_Direction_.
Rewrite the lines below as a JSON list of strings, one string per line, leaving out any blank lines.

····················

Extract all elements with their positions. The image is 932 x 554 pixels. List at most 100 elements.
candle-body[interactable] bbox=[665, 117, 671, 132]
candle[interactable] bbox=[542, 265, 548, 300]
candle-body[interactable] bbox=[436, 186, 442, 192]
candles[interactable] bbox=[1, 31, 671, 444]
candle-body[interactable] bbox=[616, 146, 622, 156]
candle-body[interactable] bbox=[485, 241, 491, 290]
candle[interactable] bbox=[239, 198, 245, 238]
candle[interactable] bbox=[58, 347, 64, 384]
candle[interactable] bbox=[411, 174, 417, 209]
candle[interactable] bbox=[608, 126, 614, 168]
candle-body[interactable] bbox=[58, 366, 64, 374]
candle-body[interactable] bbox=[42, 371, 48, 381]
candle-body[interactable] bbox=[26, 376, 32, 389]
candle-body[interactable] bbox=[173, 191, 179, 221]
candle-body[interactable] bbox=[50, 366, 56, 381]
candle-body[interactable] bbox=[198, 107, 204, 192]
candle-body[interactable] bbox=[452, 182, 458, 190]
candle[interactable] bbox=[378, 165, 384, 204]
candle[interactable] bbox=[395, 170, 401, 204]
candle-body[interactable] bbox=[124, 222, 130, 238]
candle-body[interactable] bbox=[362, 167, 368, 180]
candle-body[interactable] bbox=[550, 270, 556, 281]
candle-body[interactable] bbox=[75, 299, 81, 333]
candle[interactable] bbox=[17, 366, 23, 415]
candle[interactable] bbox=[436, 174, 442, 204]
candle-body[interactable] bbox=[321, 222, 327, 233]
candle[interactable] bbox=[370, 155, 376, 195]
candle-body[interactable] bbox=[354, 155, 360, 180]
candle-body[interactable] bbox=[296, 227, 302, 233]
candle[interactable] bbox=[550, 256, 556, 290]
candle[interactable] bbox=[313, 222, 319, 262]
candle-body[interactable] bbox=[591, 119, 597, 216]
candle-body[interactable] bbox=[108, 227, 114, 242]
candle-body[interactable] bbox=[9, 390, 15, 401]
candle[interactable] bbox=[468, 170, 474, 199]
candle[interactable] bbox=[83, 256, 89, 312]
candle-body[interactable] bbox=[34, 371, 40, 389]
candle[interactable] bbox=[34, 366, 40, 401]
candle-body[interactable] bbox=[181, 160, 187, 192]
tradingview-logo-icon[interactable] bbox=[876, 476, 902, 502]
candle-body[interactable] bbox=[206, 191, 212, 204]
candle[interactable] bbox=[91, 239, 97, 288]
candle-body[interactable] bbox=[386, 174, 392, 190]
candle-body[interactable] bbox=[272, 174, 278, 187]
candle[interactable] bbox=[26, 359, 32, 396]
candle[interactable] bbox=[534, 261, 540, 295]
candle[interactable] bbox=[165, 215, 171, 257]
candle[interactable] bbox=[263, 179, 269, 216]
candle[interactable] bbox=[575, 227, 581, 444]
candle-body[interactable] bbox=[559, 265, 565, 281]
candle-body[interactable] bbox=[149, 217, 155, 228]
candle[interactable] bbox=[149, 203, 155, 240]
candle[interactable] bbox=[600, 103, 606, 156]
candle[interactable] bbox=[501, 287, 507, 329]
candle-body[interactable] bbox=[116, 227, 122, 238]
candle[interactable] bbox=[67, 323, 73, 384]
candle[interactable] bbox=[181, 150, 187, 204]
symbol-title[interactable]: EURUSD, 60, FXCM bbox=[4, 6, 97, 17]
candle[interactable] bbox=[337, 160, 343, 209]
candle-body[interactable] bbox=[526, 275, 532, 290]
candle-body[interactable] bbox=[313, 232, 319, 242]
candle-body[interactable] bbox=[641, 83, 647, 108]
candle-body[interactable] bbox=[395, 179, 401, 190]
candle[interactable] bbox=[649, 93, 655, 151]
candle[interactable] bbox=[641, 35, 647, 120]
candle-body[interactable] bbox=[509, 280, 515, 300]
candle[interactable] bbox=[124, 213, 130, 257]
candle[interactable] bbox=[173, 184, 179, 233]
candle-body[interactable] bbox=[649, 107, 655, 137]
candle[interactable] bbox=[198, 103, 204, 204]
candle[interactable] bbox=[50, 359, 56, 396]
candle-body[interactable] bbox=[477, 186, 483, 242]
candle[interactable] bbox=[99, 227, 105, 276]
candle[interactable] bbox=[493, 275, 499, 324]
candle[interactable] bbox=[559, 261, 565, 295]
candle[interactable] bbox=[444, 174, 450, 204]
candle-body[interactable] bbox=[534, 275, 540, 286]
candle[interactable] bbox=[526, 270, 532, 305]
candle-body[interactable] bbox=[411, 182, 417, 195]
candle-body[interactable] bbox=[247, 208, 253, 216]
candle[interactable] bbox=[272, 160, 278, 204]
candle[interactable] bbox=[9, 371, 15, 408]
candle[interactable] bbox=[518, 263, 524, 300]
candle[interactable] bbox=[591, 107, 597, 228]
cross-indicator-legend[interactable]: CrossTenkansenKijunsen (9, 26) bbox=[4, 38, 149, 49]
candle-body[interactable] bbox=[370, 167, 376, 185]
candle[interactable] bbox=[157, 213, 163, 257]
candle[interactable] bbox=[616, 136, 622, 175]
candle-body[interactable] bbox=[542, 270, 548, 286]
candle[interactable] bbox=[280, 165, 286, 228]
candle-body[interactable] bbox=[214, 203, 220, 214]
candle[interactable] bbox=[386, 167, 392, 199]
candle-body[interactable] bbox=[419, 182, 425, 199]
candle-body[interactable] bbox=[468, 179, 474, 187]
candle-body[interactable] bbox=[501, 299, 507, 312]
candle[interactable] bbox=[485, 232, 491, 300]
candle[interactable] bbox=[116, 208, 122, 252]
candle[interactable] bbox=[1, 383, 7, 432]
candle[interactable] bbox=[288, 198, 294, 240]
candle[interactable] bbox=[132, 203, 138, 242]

····················

_Exercise result_.
[
  "Extract all elements with their positions. The image is 932 x 554 pixels. List at most 100 elements.",
  "candle-body[interactable] bbox=[665, 117, 671, 132]",
  "candle[interactable] bbox=[542, 265, 548, 300]",
  "candle-body[interactable] bbox=[436, 186, 442, 192]",
  "candles[interactable] bbox=[1, 31, 671, 444]",
  "candle-body[interactable] bbox=[616, 146, 622, 156]",
  "candle-body[interactable] bbox=[485, 241, 491, 290]",
  "candle[interactable] bbox=[239, 198, 245, 238]",
  "candle[interactable] bbox=[58, 347, 64, 384]",
  "candle[interactable] bbox=[411, 174, 417, 209]",
  "candle[interactable] bbox=[608, 126, 614, 168]",
  "candle-body[interactable] bbox=[58, 366, 64, 374]",
  "candle-body[interactable] bbox=[42, 371, 48, 381]",
  "candle-body[interactable] bbox=[26, 376, 32, 389]",
  "candle-body[interactable] bbox=[173, 191, 179, 221]",
  "candle-body[interactable] bbox=[50, 366, 56, 381]",
  "candle-body[interactable] bbox=[198, 107, 204, 192]",
  "candle-body[interactable] bbox=[452, 182, 458, 190]",
  "candle[interactable] bbox=[378, 165, 384, 204]",
  "candle[interactable] bbox=[395, 170, 401, 204]",
  "candle-body[interactable] bbox=[124, 222, 130, 238]",
  "candle-body[interactable] bbox=[362, 167, 368, 180]",
  "candle-body[interactable] bbox=[550, 270, 556, 281]",
  "candle-body[interactable] bbox=[75, 299, 81, 333]",
  "candle[interactable] bbox=[17, 366, 23, 415]",
  "candle[interactable] bbox=[436, 174, 442, 204]",
  "candle-body[interactable] bbox=[321, 222, 327, 233]",
  "candle[interactable] bbox=[370, 155, 376, 195]",
  "candle-body[interactable] bbox=[354, 155, 360, 180]",
  "candle-body[interactable] bbox=[296, 227, 302, 233]",
  "candle[interactable] bbox=[550, 256, 556, 290]",
  "candle[interactable] bbox=[313, 222, 319, 262]",
  "candle-body[interactable] bbox=[591, 119, 597, 216]",
  "candle-body[interactable] bbox=[108, 227, 114, 242]",
  "candle-body[interactable] bbox=[9, 390, 15, 401]",
  "candle[interactable] bbox=[468, 170, 474, 199]",
  "candle[interactable] bbox=[83, 256, 89, 312]",
  "candle-body[interactable] bbox=[34, 371, 40, 389]",
  "candle[interactable] bbox=[34, 366, 40, 401]",
  "candle-body[interactable] bbox=[181, 160, 187, 192]",
  "tradingview-logo-icon[interactable] bbox=[876, 476, 902, 502]",
  "candle-body[interactable] bbox=[206, 191, 212, 204]",
  "candle[interactable] bbox=[91, 239, 97, 288]",
  "candle-body[interactable] bbox=[386, 174, 392, 190]",
  "candle-body[interactable] bbox=[272, 174, 278, 187]",
  "candle[interactable] bbox=[26, 359, 32, 396]",
  "candle[interactable] bbox=[534, 261, 540, 295]",
  "candle[interactable] bbox=[165, 215, 171, 257]",
  "candle[interactable] bbox=[263, 179, 269, 216]",
  "candle[interactable] bbox=[575, 227, 581, 444]",
  "candle-body[interactable] bbox=[559, 265, 565, 281]",
  "candle-body[interactable] bbox=[149, 217, 155, 228]",
  "candle[interactable] bbox=[149, 203, 155, 240]",
  "candle[interactable] bbox=[600, 103, 606, 156]",
  "candle[interactable] bbox=[501, 287, 507, 329]",
  "candle-body[interactable] bbox=[116, 227, 122, 238]",
  "candle[interactable] bbox=[67, 323, 73, 384]",
  "candle[interactable] bbox=[181, 150, 187, 204]",
  "symbol-title[interactable]: EURUSD, 60, FXCM bbox=[4, 6, 97, 17]",
  "candle[interactable] bbox=[337, 160, 343, 209]",
  "candle-body[interactable] bbox=[526, 275, 532, 290]",
  "candle-body[interactable] bbox=[313, 232, 319, 242]",
  "candle-body[interactable] bbox=[641, 83, 647, 108]",
  "candle-body[interactable] bbox=[395, 179, 401, 190]",
  "candle[interactable] bbox=[649, 93, 655, 151]",
  "candle[interactable] bbox=[641, 35, 647, 120]",
  "candle-body[interactable] bbox=[509, 280, 515, 300]",
  "candle[interactable] bbox=[124, 213, 130, 257]",
  "candle[interactable] bbox=[173, 184, 179, 233]",
  "candle-body[interactable] bbox=[649, 107, 655, 137]",
  "candle[interactable] bbox=[198, 103, 204, 204]",
  "candle[interactable] bbox=[50, 359, 56, 396]",
  "candle-body[interactable] bbox=[477, 186, 483, 242]",
  "candle[interactable] bbox=[99, 227, 105, 276]",
  "candle[interactable] bbox=[493, 275, 499, 324]",
  "candle[interactable] bbox=[559, 261, 565, 295]",
  "candle[interactable] bbox=[444, 174, 450, 204]",
  "candle-body[interactable] bbox=[534, 275, 540, 286]",
  "candle[interactable] bbox=[526, 270, 532, 305]",
  "candle-body[interactable] bbox=[411, 182, 417, 195]",
  "candle-body[interactable] bbox=[247, 208, 253, 216]",
  "candle[interactable] bbox=[272, 160, 278, 204]",
  "candle[interactable] bbox=[9, 371, 15, 408]",
  "candle[interactable] bbox=[518, 263, 524, 300]",
  "candle[interactable] bbox=[591, 107, 597, 228]",
  "cross-indicator-legend[interactable]: CrossTenkansenKijunsen (9, 26) bbox=[4, 38, 149, 49]",
  "candle-body[interactable] bbox=[370, 167, 376, 185]",
  "candle[interactable] bbox=[157, 213, 163, 257]",
  "candle[interactable] bbox=[616, 136, 622, 175]",
  "candle-body[interactable] bbox=[542, 270, 548, 286]",
  "candle[interactable] bbox=[280, 165, 286, 228]",
  "candle-body[interactable] bbox=[214, 203, 220, 214]",
  "candle[interactable] bbox=[386, 167, 392, 199]",
  "candle-body[interactable] bbox=[419, 182, 425, 199]",
  "candle-body[interactable] bbox=[468, 179, 474, 187]",
  "candle-body[interactable] bbox=[501, 299, 507, 312]",
  "candle[interactable] bbox=[485, 232, 491, 300]",
  "candle[interactable] bbox=[116, 208, 122, 252]",
  "candle[interactable] bbox=[1, 383, 7, 432]",
  "candle[interactable] bbox=[288, 198, 294, 240]",
  "candle[interactable] bbox=[132, 203, 138, 242]"
]